WHAT TO WORK ON:
Your task is to print the material below exactly as presented.

** START THE INPUT **

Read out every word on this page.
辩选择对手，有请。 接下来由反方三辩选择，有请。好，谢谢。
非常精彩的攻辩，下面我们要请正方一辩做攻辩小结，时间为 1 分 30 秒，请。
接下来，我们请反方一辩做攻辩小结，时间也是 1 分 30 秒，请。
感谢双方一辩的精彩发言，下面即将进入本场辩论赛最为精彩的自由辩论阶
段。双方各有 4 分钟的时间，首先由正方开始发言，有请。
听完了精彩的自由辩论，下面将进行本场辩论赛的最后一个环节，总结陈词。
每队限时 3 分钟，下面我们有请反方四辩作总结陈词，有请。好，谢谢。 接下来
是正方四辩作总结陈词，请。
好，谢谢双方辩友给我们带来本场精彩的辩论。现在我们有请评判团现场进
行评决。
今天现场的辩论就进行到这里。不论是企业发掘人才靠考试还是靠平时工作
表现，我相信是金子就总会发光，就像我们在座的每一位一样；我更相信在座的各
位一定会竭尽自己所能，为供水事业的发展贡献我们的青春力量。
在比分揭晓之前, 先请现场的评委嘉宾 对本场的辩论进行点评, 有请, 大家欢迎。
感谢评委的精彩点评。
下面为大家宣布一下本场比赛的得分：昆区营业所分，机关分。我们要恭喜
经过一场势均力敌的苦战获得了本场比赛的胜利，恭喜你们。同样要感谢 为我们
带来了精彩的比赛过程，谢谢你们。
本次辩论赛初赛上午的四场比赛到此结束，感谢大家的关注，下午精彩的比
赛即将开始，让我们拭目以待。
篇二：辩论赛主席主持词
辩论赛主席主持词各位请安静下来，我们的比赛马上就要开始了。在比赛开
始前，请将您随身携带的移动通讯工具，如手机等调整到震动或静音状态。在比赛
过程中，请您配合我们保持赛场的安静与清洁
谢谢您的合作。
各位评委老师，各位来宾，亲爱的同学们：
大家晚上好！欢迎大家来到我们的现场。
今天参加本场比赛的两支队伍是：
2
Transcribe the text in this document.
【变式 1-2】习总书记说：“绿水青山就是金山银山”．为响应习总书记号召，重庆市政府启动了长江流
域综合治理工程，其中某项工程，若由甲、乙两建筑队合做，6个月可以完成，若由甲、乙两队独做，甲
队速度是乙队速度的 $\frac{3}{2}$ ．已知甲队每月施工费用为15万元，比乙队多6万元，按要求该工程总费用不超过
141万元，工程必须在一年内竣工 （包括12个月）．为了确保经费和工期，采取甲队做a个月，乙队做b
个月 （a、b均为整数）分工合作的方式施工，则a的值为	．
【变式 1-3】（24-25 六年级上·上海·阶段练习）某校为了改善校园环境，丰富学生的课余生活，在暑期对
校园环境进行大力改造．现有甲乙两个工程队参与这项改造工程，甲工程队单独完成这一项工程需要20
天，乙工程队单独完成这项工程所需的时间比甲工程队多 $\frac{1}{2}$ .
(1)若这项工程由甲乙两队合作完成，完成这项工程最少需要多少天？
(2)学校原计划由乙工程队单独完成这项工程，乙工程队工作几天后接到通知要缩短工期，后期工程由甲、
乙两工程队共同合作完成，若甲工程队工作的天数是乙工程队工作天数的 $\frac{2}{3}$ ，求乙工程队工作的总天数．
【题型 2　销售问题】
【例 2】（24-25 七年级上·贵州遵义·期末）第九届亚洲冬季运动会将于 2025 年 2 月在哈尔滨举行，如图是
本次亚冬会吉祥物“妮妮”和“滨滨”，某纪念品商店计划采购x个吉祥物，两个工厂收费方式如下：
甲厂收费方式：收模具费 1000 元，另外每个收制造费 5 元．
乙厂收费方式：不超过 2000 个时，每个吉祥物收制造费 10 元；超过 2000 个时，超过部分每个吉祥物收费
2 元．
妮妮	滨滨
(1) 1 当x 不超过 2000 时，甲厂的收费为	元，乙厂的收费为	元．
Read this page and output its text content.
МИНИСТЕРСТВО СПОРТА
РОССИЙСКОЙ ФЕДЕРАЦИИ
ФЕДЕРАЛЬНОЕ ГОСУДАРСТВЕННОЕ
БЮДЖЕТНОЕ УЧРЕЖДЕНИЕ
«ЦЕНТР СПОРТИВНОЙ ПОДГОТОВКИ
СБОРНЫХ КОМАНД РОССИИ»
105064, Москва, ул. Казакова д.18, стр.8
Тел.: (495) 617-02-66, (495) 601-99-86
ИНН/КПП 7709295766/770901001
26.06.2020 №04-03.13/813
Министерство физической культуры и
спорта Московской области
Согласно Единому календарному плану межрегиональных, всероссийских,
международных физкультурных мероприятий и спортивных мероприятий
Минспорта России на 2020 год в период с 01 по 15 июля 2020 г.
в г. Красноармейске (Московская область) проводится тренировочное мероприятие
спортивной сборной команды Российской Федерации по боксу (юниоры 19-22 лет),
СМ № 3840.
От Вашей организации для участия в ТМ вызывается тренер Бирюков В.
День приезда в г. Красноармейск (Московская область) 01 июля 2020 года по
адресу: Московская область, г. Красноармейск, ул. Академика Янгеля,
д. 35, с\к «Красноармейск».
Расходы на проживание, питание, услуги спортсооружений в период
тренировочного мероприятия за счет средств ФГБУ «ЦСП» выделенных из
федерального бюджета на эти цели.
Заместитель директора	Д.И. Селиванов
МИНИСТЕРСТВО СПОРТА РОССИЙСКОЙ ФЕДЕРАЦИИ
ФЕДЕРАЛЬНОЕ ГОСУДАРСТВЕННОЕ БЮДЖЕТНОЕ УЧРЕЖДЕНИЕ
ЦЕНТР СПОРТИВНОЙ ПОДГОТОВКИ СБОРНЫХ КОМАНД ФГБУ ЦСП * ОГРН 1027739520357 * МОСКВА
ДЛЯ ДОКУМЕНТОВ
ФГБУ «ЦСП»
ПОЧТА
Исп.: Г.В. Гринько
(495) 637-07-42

** END THE INPUT **

RESULT OF THIS EXERCISE:
Read out every word on this page.
辩选择对手，有请。 接下来由反方三辩选择，有请。好，谢谢。
非常精彩的攻辩，下面我们要请正方一辩做攻辩小结，时间为 1 分 30 秒，请。
接下来，我们请反方一辩做攻辩小结，时间也是 1 分 30 秒，请。
感谢双方一辩的精彩发言，下面即将进入本场辩论赛最为精彩的自由辩论阶
段。双方各有 4 分钟的时间，首先由正方开始发言，有请。
听完了精彩的自由辩论，下面将进行本场辩论赛的最后一个环节，总结陈词。
每队限时 3 分钟，下面我们有请反方四辩作总结陈词，有请。好，谢谢。 接下来
是正方四辩作总结陈词，请。
好，谢谢双方辩友给我们带来本场精彩的辩论。现在我们有请评判团现场进
行评决。
今天现场的辩论就进行到这里。不论是企业发掘人才靠考试还是靠平时工作
表现，我相信是金子就总会发光，就像我们在座的每一位一样；我更相信在座的各
位一定会竭尽自己所能，为供水事业的发展贡献我们的青春力量。
在比分揭晓之前, 先请现场的评委嘉宾 对本场的辩论进行点评, 有请, 大家欢迎。
感谢评委的精彩点评。
下面为大家宣布一下本场比赛的得分：昆区营业所分，机关分。我们要恭喜
经过一场势均力敌的苦战获得了本场比赛的胜利，恭喜你们。同样要感谢 为我们
带来了精彩的比赛过程，谢谢你们。
本次辩论赛初赛上午的四场比赛到此结束，感谢大家的关注，下午精彩的比
赛即将开始，让我们拭目以待。
篇二：辩论赛主席主持词
辩论赛主席主持词各位请安静下来，我们的比赛马上就要开始了。在比赛开
始前，请将您随身携带的移动通讯工具，如手机等调整到震动或静音状态。在比赛
过程中，请您配合我们保持赛场的安静与清洁
谢谢您的合作。
各位评委老师，各位来宾，亲爱的同学们：
大家晚上好！欢迎大家来到我们的现场。
今天参加本场比赛的两支队伍是：
2
Transcribe the text in this document.
【变式 1-2】习总书记说：“绿水青山就是金山银山”．为响应习总书记号召，重庆市政府启动了长江流
域综合治理工程，其中某项工程，若由甲、乙两建筑队合做，6个月可以完成，若由甲、乙两队独做，甲
队速度是乙队速度的 $\frac{3}{2}$ ．已知甲队每月施工费用为15万元，比乙队多6万元，按要求该工程总费用不超过
141万元，工程必须在一年内竣工 （包括12个月）．为了确保经费和工期，采取甲队做a个月，乙队做b
个月 （a、b均为整数）分工合作的方式施工，则a的值为	．
【变式 1-3】（24-25 六年级上·上海·阶段练习）某校为了改善校园环境，丰富学生的课余生活，在暑期对
校园环境进行大力改造．现有甲乙两个工程队参与这项改造工程，甲工程队单独完成这一项工程需要20
天，乙工程队单独完成这项工程所需的时间比甲工程队多 $\frac{1}{2}$ .
(1)若这项工程由甲乙两队合作完成，完成这项工程最少需要多少天？
(2)学校原计划由乙工程队单独完成这项工程，乙工程队工作几天后接到通知要缩短工期，后期工程由甲、
乙两工程队共同合作完成，若甲工程队工作的天数是乙工程队工作天数的 $\frac{2}{3}$ ，求乙工程队工作的总天数．
【题型 2　销售问题】
【例 2】（24-25 七年级上·贵州遵义·期末）第九届亚洲冬季运动会将于 2025 年 2 月在哈尔滨举行，如图是
本次亚冬会吉祥物“妮妮”和“滨滨”，某纪念品商店计划采购x个吉祥物，两个工厂收费方式如下：
甲厂收费方式：收模具费 1000 元，另外每个收制造费 5 元．
乙厂收费方式：不超过 2000 个时，每个吉祥物收制造费 10 元；超过 2000 个时，超过部分每个吉祥物收费
2 元．
妮妮	滨滨
(1) 1 当x 不超过 2000 时，甲厂的收费为	元，乙厂的收费为	元．
Read this page and output its text content.
МИНИСТЕРСТВО СПОРТА
РОССИЙСКОЙ ФЕДЕРАЦИИ
ФЕДЕРАЛЬНОЕ ГОСУДАРСТВЕННОЕ
БЮДЖЕТНОЕ УЧРЕЖДЕНИЕ
«ЦЕНТР СПОРТИВНОЙ ПОДГОТОВКИ
СБОРНЫХ КОМАНД РОССИИ»
105064, Москва, ул. Казакова д.18, стр.8
Тел.: (495) 617-02-66, (495) 601-99-86
ИНН/КПП 7709295766/770901001
26.06.2020 №04-03.13/813
Министерство физической культуры и
спорта Московской области
Согласно Единому календарному плану межрегиональных, всероссийских,
международных физкультурных мероприятий и спортивных мероприятий
Минспорта России на 2020 год в период с 01 по 15 июля 2020 г.
в г. Красноармейске (Московская область) проводится тренировочное мероприятие
спортивной сборной команды Российской Федерации по боксу (юниоры 19-22 лет),
СМ № 3840.
От Вашей организации для участия в ТМ вызывается тренер Бирюков В.
День приезда в г. Красноармейск (Московская область) 01 июля 2020 года по
адресу: Московская область, г. Красноармейск, ул. Академика Янгеля,
д. 35, с\к «Красноармейск».
Расходы на проживание, питание, услуги спортсооружений в период
тренировочного мероприятия за счет средств ФГБУ «ЦСП» выделенных из
федерального бюджета на эти цели.
Заместитель директора	Д.И. Селиванов
МИНИСТЕРСТВО СПОРТА РОССИЙСКОЙ ФЕДЕРАЦИИ
ФЕДЕРАЛЬНОЕ ГОСУДАРСТВЕННОЕ БЮДЖЕТНОЕ УЧРЕЖДЕНИЕ
ЦЕНТР СПОРТИВНОЙ ПОДГОТОВКИ СБОРНЫХ КОМАНД ФГБУ ЦСП * ОГРН 1027739520357 * МОСКВА
ДЛЯ ДОКУМЕНТОВ
ФГБУ «ЦСП»
ПОЧТА
Исп.: Г.В. Гринько
(495) 637-07-42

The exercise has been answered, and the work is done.